REQUIRED TASK – Tally the lines in the following entries that include the word "Freq"; state only the total.
● ● ● ● ●
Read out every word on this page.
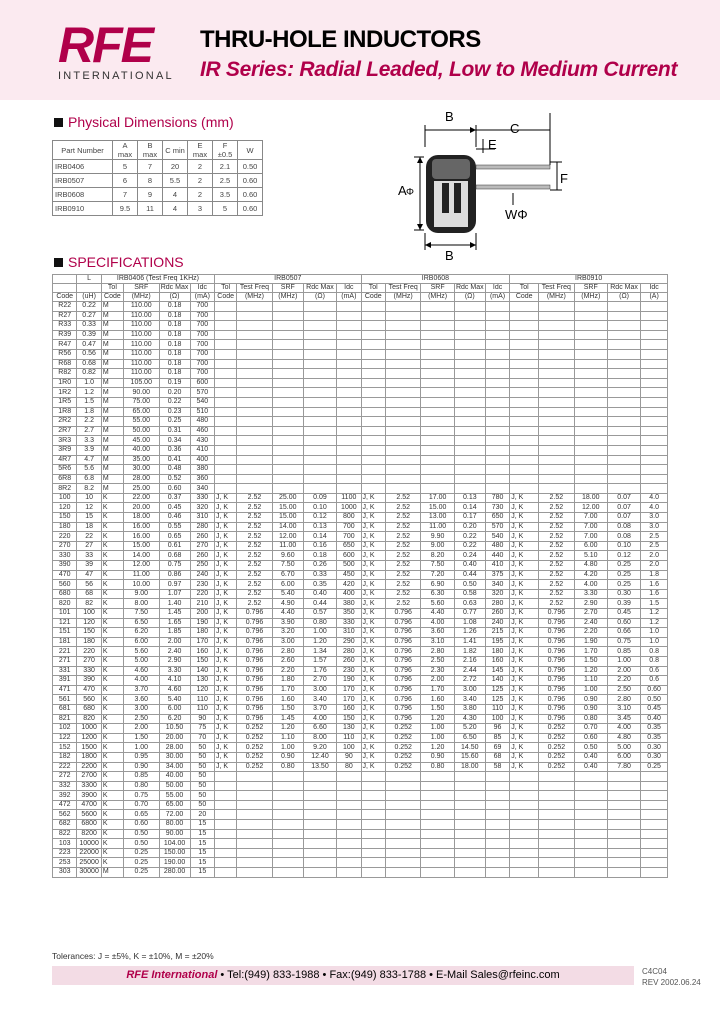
RFE
INTERNATIONAL
THRU-HOLE INDUCTORS
IR Series: Radial Leaded, Low to Medium Current
Physical Dimensions (mm)
Part Number	A max	B max	C min	E max	F ±0.5	W
IRB0406	5	7	20	2	2.1	0.50
IRB0507	6	8	5.5	2	2.5	0.60
IRB0608	7	9	4	2	3.5	0.60
IRB0910	9.5	11	4	3	5	0.60
B
C
E
A Φ
F
WΦ
B
SPECIFICATIONS
	L	IRB0406 (Test Freq 1KHz)				IRB0507					IRB0608					IRB0910				
		Tol	SRF	Rdc Max	Idc	Tol	Test Freq	SRF	Rdc Max	Idc	Tol	Test Freq	SRF	Rdc Max	Idc	Tol	Test Freq	SRF	Rdc Max	Idc
Code	(uH)	Code	(MHz)	(Ω)	(mA)	Code	(MHz)	(MHz)	(Ω)	(mA)	Code	(MHz)	(MHz)	(Ω)	(mA)	Code	(MHz)	(MHz)	(Ω)	(A)
R22	0.22	M	110.00	0.18	700															
R27	0.27	M	110.00	0.18	700															
R33	0.33	M	110.00	0.18	700															
R39	0.39	M	110.00	0.18	700															
R47	0.47	M	110.00	0.18	700															
R56	0.56	M	110.00	0.18	700															
R68	0.68	M	110.00	0.18	700															
R82	0.82	M	110.00	0.18	700															
1R0	1.0	M	105.00	0.19	600															
1R2	1.2	M	90.00	0.20	570															
1R5	1.5	M	75.00	0.22	540															
1R8	1.8	M	65.00	0.23	510															
2R2	2.2	M	55.00	0.25	480															
2R7	2.7	M	50.00	0.31	460															
3R3	3.3	M	45.00	0.34	430															
3R9	3.9	M	40.00	0.36	410															
4R7	4.7	M	35.00	0.41	400															
5R6	5.6	M	30.00	0.48	380															
6R8	6.8	M	28.00	0.52	360															
8R2	8.2	M	25.00	0.60	340															
100	10	K	22.00	0.37	330	J, K	2.52	25.00	0.09	1100	J, K	2.52	17.00	0.13	780	J, K	2.52	18.00	0.07	4.0
120	12	K	20.00	0.45	320	J, K	2.52	15.00	0.10	1000	J, K	2.52	15.00	0.14	730	J, K	2.52	12.00	0.07	4.0
150	15	K	18.00	0.46	310	J, K	2.52	15.00	0.12	800	J, K	2.52	13.00	0.17	650	J, K	2.52	7.00	0.07	3.0
180	18	K	16.00	0.55	280	J, K	2.52	14.00	0.13	700	J, K	2.52	11.00	0.20	570	J, K	2.52	7.00	0.08	3.0
220	22	K	16.00	0.65	260	J, K	2.52	12.00	0.14	700	J, K	2.52	9.90	0.22	540	J, K	2.52	7.00	0.08	2.5
270	27	K	15.00	0.61	270	J, K	2.52	11.00	0.16	650	J, K	2.52	9.00	0.22	480	J, K	2.52	6.00	0.10	2.5
330	33	K	14.00	0.68	260	J, K	2.52	9.60	0.18	600	J, K	2.52	8.20	0.24	440	J, K	2.52	5.10	0.12	2.0
390	39	K	12.00	0.75	250	J, K	2.52	7.50	0.26	500	J, K	2.52	7.50	0.40	410	J, K	2.52	4.80	0.25	2.0
470	47	K	11.00	0.86	240	J, K	2.52	6.70	0.33	450	J, K	2.52	7.20	0.44	375	J, K	2.52	4.20	0.25	1.8
560	56	K	10.00	0.97	230	J, K	2.52	6.00	0.35	420	J, K	2.52	6.90	0.50	340	J, K	2.52	4.00	0.25	1.6
680	68	K	9.00	1.07	220	J, K	2.52	5.40	0.40	400	J, K	2.52	6.30	0.58	320	J, K	2.52	3.30	0.30	1.6
820	82	K	8.00	1.40	210	J, K	2.52	4.90	0.44	380	J, K	2.52	5.60	0.63	280	J, K	2.52	2.90	0.39	1.5
101	100	K	7.50	1.45	200	J, K	0.796	4.40	0.57	350	J, K	0.796	4.40	0.77	260	J, K	0.796	2.70	0.45	1.2
121	120	K	6.50	1.65	190	J, K	0.796	3.90	0.80	330	J, K	0.796	4.00	1.08	240	J, K	0.796	2.40	0.60	1.2
151	150	K	6.20	1.85	180	J, K	0.796	3.20	1.00	310	J, K	0.796	3.60	1.26	215	J, K	0.796	2.20	0.66	1.0
181	180	K	6.00	2.00	170	J, K	0.796	3.00	1.20	290	J, K	0.796	3.10	1.41	195	J, K	0.796	1.90	0.75	1.0
221	220	K	5.60	2.40	160	J, K	0.796	2.80	1.34	280	J, K	0.796	2.80	1.82	180	J, K	0.796	1.70	0.85	0.8
271	270	K	5.00	2.90	150	J, K	0.796	2.60	1.57	260	J, K	0.796	2.50	2.16	160	J, K	0.796	1.50	1.00	0.8
331	330	K	4.60	3.30	140	J, K	0.796	2.20	1.76	230	J, K	0.796	2.30	2.44	145	J, K	0.796	1.20	2.00	0.6
391	390	K	4.00	4.10	130	J, K	0.796	1.80	2.70	190	J, K	0.796	2.00	2.72	140	J, K	0.796	1.10	2.20	0.6
471	470	K	3.70	4.60	120	J, K	0.796	1.70	3.00	170	J, K	0.796	1.70	3.00	125	J, K	0.796	1.00	2.50	0.60
561	560	K	3.60	5.40	110	J, K	0.796	1.60	3.40	170	J, K	0.796	1.60	3.40	125	J, K	0.796	0.90	2.80	0.50
681	680	K	3.00	6.00	110	J, K	0.796	1.50	3.70	160	J, K	0.796	1.50	3.80	110	J, K	0.796	0.90	3.10	0.45
821	820	K	2.50	6.20	90	J, K	0.796	1.45	4.00	150	J, K	0.796	1.20	4.30	100	J, K	0.796	0.80	3.45	0.40
102	1000	K	2.00	10.50	75	J, K	0.252	1.20	6.60	130	J, K	0.252	1.00	5.20	96	J, K	0.252	0.70	4.00	0.35
122	1200	K	1.50	20.00	70	J, K	0.252	1.10	8.00	110	J, K	0.252	1.00	6.50	85	J, K	0.252	0.60	4.80	0.35
152	1500	K	1.00	28.00	50	J, K	0.252	1.00	9.20	100	J, K	0.252	1.20	14.50	69	J, K	0.252	0.50	5.00	0.30
182	1800	K	0.95	30.00	50	J, K	0.252	0.90	12.40	90	J, K	0.252	0.90	15.60	68	J, K	0.252	0.40	6.00	0.30
222	2200	K	0.90	34.00	50	J, K	0.252	0.80	13.50	80	J, K	0.252	0.80	18.00	58	J, K	0.252	0.40	7.80	0.25
272	2700	K	0.85	40.00	50															
332	3300	K	0.80	50.00	50															
392	3900	K	0.75	55.00	50															
472	4700	K	0.70	65.00	50															
562	5600	K	0.65	72.00	20															
682	6800	K	0.60	80.00	15															
822	8200	K	0.50	90.00	15															
103	10000	K	0.50	104.00	15															
223	22000	K	0.25	150.00	15															
253	25000	K	0.25	190.00	15															
303	30000	M	0.25	280.00	15															
Tolerances: J = ±5%, K = ±10%, M = ±20%
RFE International • Tel:(949) 833-1988 • Fax:(949) 833-1788 • E-Mail Sales@rfeinc.com	C4C04
REV 2002.06.24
● ● ● ● ●
THE OUTPUT – 2